[Given problem] State the number of lines where "JSON" appears. Add nothing else.

--

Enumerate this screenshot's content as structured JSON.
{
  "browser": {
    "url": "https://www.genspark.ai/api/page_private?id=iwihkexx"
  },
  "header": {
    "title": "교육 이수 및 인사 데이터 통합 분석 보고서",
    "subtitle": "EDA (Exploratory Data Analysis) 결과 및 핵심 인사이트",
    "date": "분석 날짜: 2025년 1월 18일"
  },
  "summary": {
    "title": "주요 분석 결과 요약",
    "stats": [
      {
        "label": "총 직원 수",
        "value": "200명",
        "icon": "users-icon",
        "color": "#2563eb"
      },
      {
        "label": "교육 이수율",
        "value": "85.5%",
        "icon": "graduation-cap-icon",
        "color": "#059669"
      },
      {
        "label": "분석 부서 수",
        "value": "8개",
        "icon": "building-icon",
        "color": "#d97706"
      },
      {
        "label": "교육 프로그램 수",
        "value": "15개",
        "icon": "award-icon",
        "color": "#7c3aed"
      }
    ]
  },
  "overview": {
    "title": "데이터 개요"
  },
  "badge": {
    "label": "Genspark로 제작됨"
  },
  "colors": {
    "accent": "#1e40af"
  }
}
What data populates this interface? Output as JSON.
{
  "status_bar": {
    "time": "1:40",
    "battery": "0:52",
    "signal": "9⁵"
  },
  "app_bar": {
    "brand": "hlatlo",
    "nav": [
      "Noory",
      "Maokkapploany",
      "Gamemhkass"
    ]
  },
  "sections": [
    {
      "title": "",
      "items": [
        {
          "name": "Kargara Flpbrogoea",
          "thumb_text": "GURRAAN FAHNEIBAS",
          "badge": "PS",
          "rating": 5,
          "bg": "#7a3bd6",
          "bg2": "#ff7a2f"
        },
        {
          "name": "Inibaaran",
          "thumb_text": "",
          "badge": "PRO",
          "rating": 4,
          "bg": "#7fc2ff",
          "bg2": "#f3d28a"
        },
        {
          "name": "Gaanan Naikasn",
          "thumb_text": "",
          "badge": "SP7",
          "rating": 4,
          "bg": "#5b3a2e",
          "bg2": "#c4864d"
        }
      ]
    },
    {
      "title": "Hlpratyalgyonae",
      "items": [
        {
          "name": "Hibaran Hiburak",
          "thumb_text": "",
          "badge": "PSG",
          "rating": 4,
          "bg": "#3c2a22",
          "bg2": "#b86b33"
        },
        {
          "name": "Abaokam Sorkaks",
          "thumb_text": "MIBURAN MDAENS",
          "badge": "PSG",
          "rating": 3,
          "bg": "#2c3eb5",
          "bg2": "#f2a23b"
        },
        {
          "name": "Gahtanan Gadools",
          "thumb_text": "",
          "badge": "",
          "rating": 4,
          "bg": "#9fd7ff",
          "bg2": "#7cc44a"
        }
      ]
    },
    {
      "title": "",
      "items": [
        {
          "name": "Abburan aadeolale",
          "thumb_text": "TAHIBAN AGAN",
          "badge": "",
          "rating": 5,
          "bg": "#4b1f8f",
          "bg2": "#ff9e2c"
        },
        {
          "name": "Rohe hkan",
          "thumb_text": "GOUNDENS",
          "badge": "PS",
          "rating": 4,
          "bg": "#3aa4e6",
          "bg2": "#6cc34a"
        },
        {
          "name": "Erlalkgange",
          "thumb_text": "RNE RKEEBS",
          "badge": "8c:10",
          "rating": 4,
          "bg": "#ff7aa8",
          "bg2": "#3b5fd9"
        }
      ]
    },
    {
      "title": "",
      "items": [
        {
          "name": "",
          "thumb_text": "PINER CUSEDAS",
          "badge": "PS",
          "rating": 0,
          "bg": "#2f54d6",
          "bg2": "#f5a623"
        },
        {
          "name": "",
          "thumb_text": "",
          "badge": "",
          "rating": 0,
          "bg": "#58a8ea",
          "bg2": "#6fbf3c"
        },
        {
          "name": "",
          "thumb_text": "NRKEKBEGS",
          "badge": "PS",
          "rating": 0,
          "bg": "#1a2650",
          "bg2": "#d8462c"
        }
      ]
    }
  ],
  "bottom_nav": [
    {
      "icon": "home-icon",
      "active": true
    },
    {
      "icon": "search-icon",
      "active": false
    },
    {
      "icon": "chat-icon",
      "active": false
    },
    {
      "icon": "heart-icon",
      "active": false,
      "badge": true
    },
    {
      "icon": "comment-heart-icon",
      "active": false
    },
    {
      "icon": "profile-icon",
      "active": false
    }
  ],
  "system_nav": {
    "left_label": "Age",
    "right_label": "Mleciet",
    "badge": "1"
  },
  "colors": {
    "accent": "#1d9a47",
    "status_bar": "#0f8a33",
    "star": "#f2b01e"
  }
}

--

[Answer for the task] 2